** START Listed entries **
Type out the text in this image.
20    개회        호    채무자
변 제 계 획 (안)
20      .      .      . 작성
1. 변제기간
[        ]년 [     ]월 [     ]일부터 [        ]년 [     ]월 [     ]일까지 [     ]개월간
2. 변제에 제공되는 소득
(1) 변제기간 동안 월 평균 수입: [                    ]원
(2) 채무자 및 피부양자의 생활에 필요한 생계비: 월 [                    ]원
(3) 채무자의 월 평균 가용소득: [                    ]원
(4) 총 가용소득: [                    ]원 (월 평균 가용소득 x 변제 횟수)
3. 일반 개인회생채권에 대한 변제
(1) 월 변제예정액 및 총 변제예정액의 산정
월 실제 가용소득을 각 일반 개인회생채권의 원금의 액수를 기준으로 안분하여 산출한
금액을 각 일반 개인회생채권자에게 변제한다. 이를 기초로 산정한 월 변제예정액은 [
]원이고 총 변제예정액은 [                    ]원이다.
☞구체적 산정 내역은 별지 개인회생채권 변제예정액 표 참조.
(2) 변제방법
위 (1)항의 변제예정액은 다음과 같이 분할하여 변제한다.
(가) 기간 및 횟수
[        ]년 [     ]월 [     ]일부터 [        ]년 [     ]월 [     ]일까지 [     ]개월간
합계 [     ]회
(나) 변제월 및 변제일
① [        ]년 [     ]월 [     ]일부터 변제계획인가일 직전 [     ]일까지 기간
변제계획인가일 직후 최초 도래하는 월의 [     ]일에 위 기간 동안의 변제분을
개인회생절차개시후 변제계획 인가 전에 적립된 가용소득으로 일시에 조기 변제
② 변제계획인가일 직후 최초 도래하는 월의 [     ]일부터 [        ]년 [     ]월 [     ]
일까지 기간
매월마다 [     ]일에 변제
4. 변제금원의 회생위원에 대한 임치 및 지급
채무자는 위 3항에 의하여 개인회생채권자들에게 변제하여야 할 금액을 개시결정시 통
** END Listed entries **
Set problem> Transcribe the material above in its entirety. Match it exactly.

Exercise result>
Type out the text in this image.
20    개회        호    채무자
변 제 계 획 (안)
20      .      .      . 작성
1. 변제기간
[        ]년 [     ]월 [     ]일부터 [        ]년 [     ]월 [     ]일까지 [     ]개월간
2. 변제에 제공되는 소득
(1) 변제기간 동안 월 평균 수입: [                    ]원
(2) 채무자 및 피부양자의 생활에 필요한 생계비: 월 [                    ]원
(3) 채무자의 월 평균 가용소득: [                    ]원
(4) 총 가용소득: [                    ]원 (월 평균 가용소득 x 변제 횟수)
3. 일반 개인회생채권에 대한 변제
(1) 월 변제예정액 및 총 변제예정액의 산정
월 실제 가용소득을 각 일반 개인회생채권의 원금의 액수를 기준으로 안분하여 산출한
금액을 각 일반 개인회생채권자에게 변제한다. 이를 기초로 산정한 월 변제예정액은 [
]원이고 총 변제예정액은 [                    ]원이다.
☞구체적 산정 내역은 별지 개인회생채권 변제예정액 표 참조.
(2) 변제방법
위 (1)항의 변제예정액은 다음과 같이 분할하여 변제한다.
(가) 기간 및 횟수
[        ]년 [     ]월 [     ]일부터 [        ]년 [     ]월 [     ]일까지 [     ]개월간
합계 [     ]회
(나) 변제월 및 변제일
① [        ]년 [     ]월 [     ]일부터 변제계획인가일 직전 [     ]일까지 기간
변제계획인가일 직후 최초 도래하는 월의 [     ]일에 위 기간 동안의 변제분을
개인회생절차개시후 변제계획 인가 전에 적립된 가용소득으로 일시에 조기 변제
② 변제계획인가일 직후 최초 도래하는 월의 [     ]일부터 [        ]년 [     ]월 [     ]
일까지 기간
매월마다 [     ]일에 변제
4. 변제금원의 회생위원에 대한 임치 및 지급
채무자는 위 3항에 의하여 개인회생채권자들에게 변제하여야 할 금액을 개시결정시 통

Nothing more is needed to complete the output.